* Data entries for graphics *
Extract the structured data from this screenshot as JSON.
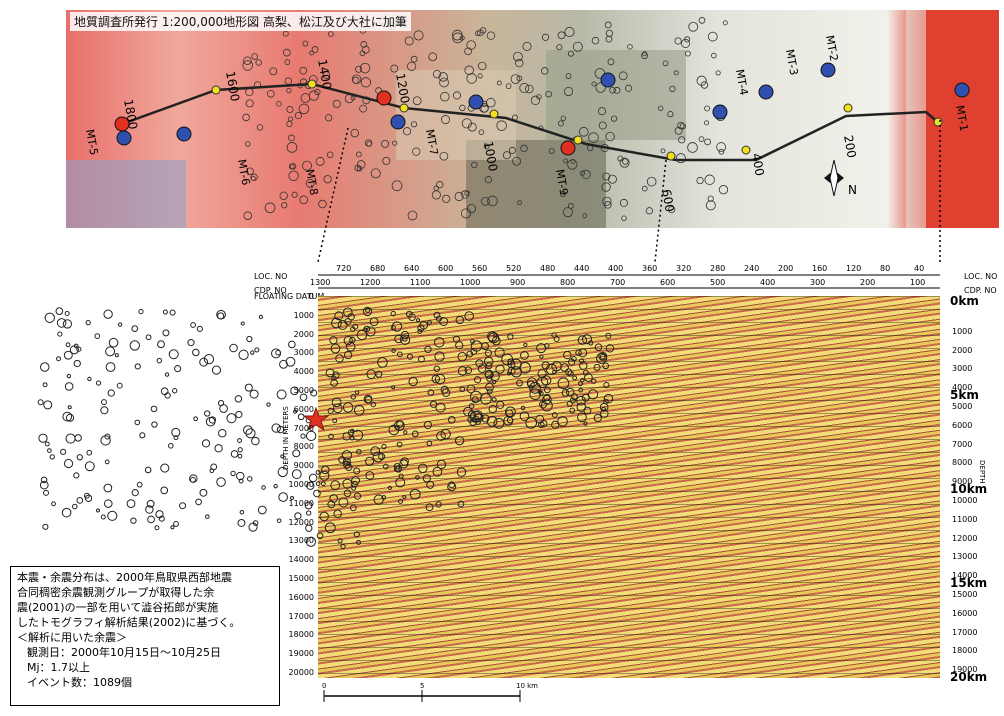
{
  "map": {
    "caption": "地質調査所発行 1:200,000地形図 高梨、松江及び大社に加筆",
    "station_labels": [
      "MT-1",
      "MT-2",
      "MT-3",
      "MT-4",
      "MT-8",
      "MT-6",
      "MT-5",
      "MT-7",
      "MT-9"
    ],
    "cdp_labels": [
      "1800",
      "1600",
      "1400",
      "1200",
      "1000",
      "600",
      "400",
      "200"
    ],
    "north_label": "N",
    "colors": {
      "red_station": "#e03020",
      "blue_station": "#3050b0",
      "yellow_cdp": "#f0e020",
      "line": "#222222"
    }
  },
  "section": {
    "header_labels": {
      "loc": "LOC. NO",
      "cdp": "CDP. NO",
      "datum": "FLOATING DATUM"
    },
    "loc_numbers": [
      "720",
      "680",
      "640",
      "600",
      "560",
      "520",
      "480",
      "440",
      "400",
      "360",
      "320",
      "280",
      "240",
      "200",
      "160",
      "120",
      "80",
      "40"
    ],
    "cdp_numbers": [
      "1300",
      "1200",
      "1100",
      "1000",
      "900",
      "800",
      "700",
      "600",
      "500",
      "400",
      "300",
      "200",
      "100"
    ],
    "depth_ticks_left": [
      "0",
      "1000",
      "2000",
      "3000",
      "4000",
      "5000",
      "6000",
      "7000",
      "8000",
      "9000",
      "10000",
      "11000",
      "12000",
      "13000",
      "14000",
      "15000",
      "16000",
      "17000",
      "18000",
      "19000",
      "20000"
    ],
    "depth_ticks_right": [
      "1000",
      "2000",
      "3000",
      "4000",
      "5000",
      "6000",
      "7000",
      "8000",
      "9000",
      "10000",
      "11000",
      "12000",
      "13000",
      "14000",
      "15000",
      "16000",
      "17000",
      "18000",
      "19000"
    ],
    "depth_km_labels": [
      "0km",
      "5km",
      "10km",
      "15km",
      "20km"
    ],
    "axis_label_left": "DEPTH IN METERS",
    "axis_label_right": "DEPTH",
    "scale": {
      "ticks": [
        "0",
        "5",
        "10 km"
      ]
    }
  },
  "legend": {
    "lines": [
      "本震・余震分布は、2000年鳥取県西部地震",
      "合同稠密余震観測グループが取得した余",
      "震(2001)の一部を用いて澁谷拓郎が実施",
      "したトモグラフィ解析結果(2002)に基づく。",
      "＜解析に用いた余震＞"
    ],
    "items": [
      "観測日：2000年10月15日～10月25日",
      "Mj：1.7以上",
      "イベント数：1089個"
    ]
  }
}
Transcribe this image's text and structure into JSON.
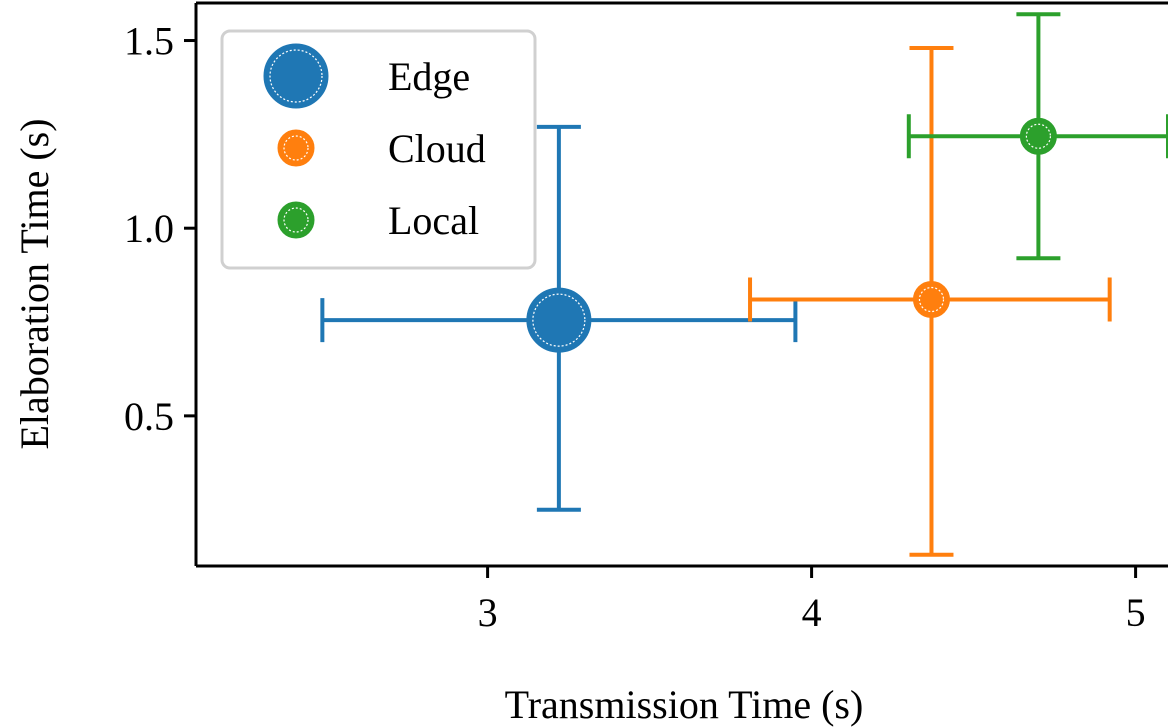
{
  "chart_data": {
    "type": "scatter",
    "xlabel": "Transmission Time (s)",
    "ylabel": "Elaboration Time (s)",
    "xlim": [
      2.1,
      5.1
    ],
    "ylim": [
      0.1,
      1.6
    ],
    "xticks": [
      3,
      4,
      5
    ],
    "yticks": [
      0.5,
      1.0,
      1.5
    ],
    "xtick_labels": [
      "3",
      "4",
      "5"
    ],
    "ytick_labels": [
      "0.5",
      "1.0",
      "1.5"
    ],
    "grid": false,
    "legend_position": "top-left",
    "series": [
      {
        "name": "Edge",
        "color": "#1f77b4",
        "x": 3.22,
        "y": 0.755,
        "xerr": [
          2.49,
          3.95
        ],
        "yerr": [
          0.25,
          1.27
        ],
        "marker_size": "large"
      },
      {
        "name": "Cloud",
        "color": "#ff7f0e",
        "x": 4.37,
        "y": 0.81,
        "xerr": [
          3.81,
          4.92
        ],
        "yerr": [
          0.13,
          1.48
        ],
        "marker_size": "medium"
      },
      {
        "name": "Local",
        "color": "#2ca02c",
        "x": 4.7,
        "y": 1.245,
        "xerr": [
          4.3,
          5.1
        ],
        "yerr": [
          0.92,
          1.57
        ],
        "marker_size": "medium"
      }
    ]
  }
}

---

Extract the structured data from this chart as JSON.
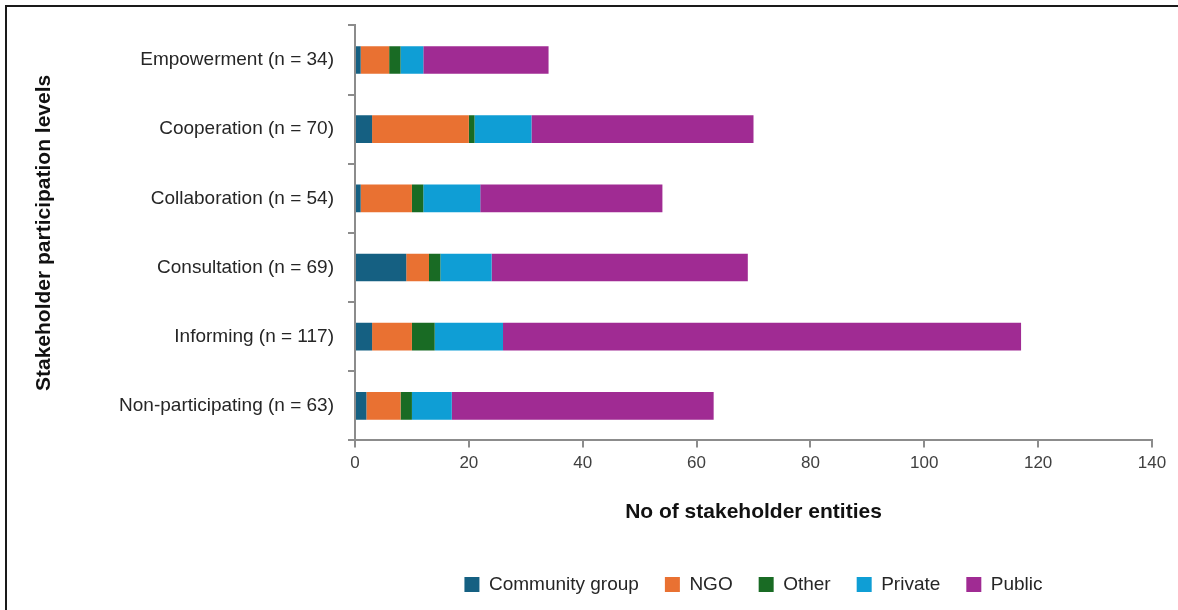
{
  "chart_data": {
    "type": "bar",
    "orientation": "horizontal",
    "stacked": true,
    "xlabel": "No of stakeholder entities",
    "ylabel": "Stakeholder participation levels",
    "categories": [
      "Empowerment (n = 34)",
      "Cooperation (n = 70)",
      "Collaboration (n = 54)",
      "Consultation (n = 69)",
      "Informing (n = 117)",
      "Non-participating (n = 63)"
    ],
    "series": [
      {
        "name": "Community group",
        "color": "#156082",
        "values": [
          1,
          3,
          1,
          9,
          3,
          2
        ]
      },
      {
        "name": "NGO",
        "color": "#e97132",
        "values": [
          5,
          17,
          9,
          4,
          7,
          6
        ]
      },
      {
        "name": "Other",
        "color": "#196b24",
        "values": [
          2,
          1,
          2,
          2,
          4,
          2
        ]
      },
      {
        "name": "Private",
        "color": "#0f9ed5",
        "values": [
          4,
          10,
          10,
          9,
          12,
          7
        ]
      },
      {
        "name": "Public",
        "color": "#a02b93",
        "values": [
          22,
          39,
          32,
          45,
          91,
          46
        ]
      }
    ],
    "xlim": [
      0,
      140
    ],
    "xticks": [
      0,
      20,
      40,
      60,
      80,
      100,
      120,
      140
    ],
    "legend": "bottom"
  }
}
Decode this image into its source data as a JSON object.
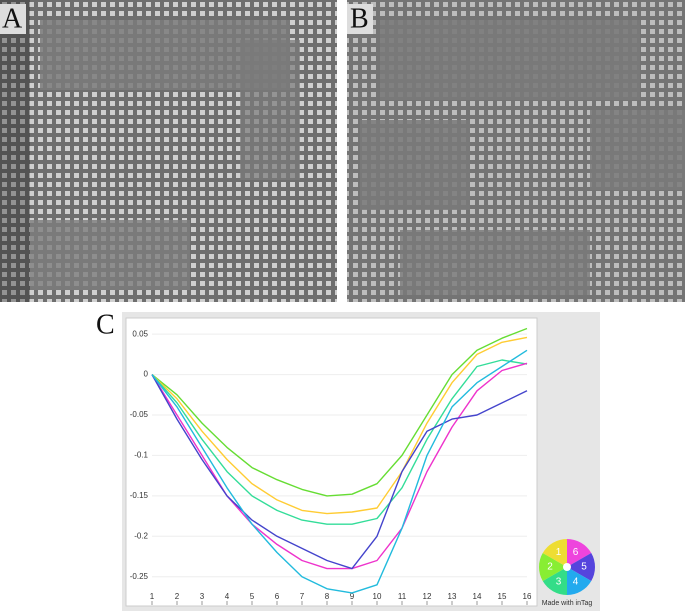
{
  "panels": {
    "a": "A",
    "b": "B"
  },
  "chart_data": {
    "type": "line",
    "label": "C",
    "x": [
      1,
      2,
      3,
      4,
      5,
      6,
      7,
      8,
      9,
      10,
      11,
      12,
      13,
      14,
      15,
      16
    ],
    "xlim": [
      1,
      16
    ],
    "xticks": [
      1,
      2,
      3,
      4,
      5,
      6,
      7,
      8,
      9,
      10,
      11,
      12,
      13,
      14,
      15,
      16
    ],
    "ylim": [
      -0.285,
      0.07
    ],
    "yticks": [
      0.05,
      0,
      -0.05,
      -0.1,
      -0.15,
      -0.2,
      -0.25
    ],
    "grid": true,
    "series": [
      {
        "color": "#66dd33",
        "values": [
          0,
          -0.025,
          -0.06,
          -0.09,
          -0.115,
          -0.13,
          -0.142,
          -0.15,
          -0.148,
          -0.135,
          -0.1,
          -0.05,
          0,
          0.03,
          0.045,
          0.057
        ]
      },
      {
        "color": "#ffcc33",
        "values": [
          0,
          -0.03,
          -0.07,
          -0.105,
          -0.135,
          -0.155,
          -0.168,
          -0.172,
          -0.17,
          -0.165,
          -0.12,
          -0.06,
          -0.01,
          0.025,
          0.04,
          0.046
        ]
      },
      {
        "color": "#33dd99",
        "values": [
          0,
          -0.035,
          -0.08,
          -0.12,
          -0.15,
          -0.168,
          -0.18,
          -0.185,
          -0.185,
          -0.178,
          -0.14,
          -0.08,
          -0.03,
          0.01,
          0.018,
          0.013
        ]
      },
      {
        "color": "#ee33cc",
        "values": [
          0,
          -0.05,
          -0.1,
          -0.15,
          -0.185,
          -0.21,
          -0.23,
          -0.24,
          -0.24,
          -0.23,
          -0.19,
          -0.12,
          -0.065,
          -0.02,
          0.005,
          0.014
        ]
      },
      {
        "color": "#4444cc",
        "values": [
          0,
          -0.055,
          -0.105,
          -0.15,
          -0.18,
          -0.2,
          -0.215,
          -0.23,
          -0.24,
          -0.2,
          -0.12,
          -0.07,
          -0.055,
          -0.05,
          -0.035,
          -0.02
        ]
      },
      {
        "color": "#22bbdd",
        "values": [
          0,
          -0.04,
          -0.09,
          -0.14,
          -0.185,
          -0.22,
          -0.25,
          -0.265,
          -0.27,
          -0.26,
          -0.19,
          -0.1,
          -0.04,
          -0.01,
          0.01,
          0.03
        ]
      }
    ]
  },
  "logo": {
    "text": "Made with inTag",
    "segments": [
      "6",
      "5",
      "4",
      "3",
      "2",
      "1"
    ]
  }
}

---

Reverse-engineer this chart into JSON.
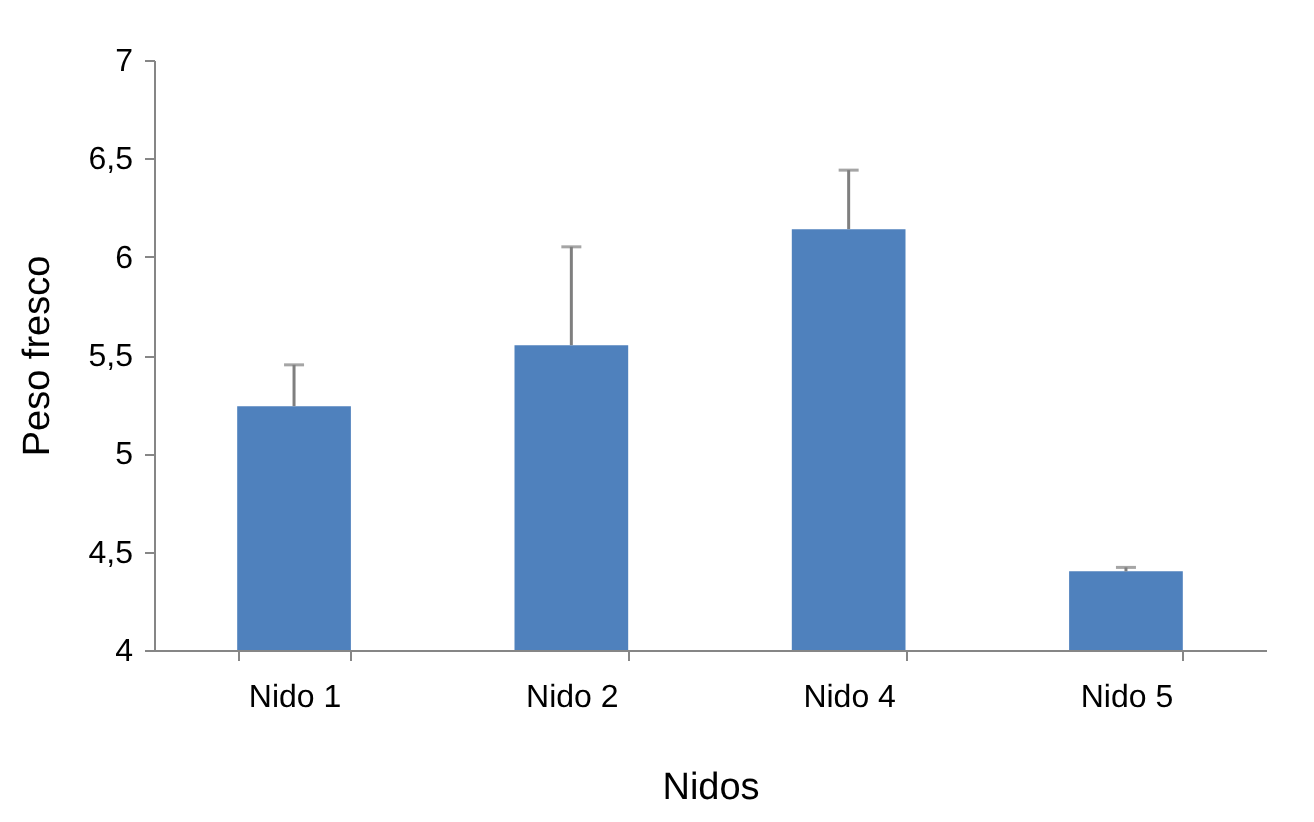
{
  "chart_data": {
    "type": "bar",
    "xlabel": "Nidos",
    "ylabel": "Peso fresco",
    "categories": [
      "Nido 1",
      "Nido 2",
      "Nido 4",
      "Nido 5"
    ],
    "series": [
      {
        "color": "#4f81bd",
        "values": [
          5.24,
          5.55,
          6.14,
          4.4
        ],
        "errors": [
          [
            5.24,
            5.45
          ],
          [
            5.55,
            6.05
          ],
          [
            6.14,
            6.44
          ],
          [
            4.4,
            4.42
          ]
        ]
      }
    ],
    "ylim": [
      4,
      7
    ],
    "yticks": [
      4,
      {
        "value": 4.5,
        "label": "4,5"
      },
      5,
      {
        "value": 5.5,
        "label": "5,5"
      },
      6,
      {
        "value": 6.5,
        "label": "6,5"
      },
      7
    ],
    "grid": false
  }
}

* GOAL *
Tally the lines of the records holding the word "text", then state only the tally.

* SOLUTION TO THIS PROBLEM *
2